- **INSTRUCTIONS TO FOLLOW**: Without the images, print all the entries below exactly as given.

- **MATERIAL PROVIDED**:
+++
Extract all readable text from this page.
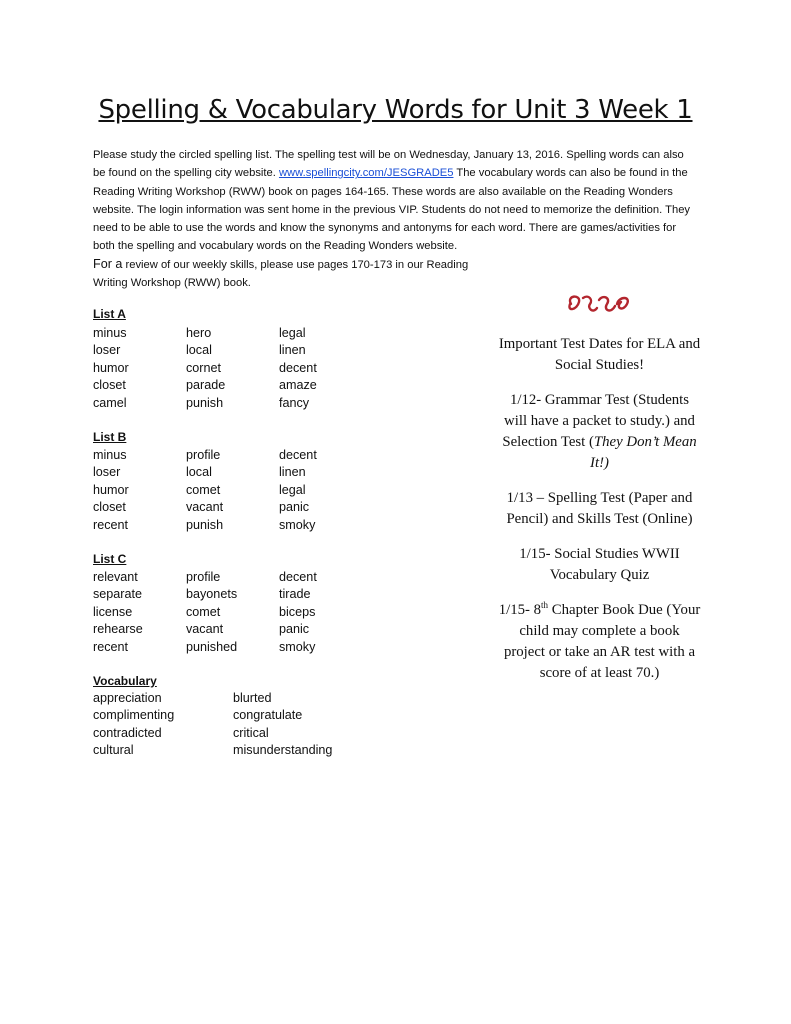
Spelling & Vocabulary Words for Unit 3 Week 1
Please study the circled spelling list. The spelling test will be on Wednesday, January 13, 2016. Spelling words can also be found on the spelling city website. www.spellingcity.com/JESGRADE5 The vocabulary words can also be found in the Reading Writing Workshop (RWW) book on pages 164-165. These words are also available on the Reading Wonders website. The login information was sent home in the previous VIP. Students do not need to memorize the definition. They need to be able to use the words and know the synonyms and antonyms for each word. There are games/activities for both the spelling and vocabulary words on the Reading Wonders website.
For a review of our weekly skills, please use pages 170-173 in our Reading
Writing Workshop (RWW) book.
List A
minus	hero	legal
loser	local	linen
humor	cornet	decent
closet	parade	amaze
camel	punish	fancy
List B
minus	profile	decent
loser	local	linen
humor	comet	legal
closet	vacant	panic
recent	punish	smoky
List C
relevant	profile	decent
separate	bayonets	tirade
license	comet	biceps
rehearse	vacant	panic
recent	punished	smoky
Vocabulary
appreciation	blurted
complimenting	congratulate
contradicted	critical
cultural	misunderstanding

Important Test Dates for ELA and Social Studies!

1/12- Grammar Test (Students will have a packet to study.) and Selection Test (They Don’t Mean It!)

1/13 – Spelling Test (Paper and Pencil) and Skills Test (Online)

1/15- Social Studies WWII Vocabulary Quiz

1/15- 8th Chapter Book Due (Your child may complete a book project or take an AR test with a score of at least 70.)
+++
- **EXPECTED OUTPUT**:
Extract all readable text from this page.
Spelling & Vocabulary Words for Unit 3 Week 1
Please study the circled spelling list. The spelling test will be on Wednesday, January 13, 2016. Spelling words can also be found on the spelling city website. www.spellingcity.com/JESGRADE5 The vocabulary words can also be found in the Reading Writing Workshop (RWW) book on pages 164-165. These words are also available on the Reading Wonders website. The login information was sent home in the previous VIP. Students do not need to memorize the definition. They need to be able to use the words and know the synonyms and antonyms for each word. There are games/activities for both the spelling and vocabulary words on the Reading Wonders website.
For a review of our weekly skills, please use pages 170-173 in our Reading
Writing Workshop (RWW) book.
List A
minus	hero	legal
loser	local	linen
humor	cornet	decent
closet	parade	amaze
camel	punish	fancy
List B
minus	profile	decent
loser	local	linen
humor	comet	legal
closet	vacant	panic
recent	punish	smoky
List C
relevant	profile	decent
separate	bayonets	tirade
license	comet	biceps
rehearse	vacant	panic
recent	punished	smoky
Vocabulary
appreciation	blurted
complimenting	congratulate
contradicted	critical
cultural	misunderstanding

Important Test Dates for ELA and Social Studies!

1/12- Grammar Test (Students will have a packet to study.) and Selection Test (They Don’t Mean It!)

1/13 – Spelling Test (Paper and Pencil) and Skills Test (Online)

1/15- Social Studies WWII Vocabulary Quiz

1/15- 8th Chapter Book Due (Your child may complete a book project or take an AR test with a score of at least 70.)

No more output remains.